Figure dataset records
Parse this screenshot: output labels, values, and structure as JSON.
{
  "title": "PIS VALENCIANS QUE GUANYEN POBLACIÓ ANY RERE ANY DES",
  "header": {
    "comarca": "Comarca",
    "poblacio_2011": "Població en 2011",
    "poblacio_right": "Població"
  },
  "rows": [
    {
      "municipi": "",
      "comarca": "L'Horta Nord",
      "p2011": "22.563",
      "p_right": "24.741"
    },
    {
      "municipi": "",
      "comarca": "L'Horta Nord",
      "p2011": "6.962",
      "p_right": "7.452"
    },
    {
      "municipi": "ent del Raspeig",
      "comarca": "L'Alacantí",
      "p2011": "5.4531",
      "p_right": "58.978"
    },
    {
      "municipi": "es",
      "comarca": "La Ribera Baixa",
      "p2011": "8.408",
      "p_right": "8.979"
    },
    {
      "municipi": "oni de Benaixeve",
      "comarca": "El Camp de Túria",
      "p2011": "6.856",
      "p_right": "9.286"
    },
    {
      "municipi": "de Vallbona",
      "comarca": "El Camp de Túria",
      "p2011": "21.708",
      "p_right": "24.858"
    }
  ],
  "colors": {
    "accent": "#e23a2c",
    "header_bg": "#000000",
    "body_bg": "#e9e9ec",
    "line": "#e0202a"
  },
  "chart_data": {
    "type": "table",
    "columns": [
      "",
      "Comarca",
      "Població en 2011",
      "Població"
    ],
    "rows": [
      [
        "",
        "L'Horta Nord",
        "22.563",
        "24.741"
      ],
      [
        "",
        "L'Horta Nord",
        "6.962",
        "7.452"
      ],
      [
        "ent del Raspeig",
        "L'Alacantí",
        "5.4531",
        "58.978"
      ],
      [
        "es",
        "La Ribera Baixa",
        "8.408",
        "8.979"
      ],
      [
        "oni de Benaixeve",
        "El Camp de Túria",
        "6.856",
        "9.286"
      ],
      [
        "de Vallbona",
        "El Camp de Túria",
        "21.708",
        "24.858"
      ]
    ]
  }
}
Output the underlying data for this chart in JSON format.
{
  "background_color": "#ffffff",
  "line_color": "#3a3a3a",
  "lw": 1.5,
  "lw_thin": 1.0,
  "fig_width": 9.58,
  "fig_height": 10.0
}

### What the task requires:
Among the lines above, determine how many hold the word "Baixa"; report the figure alone.

### Solution below:
2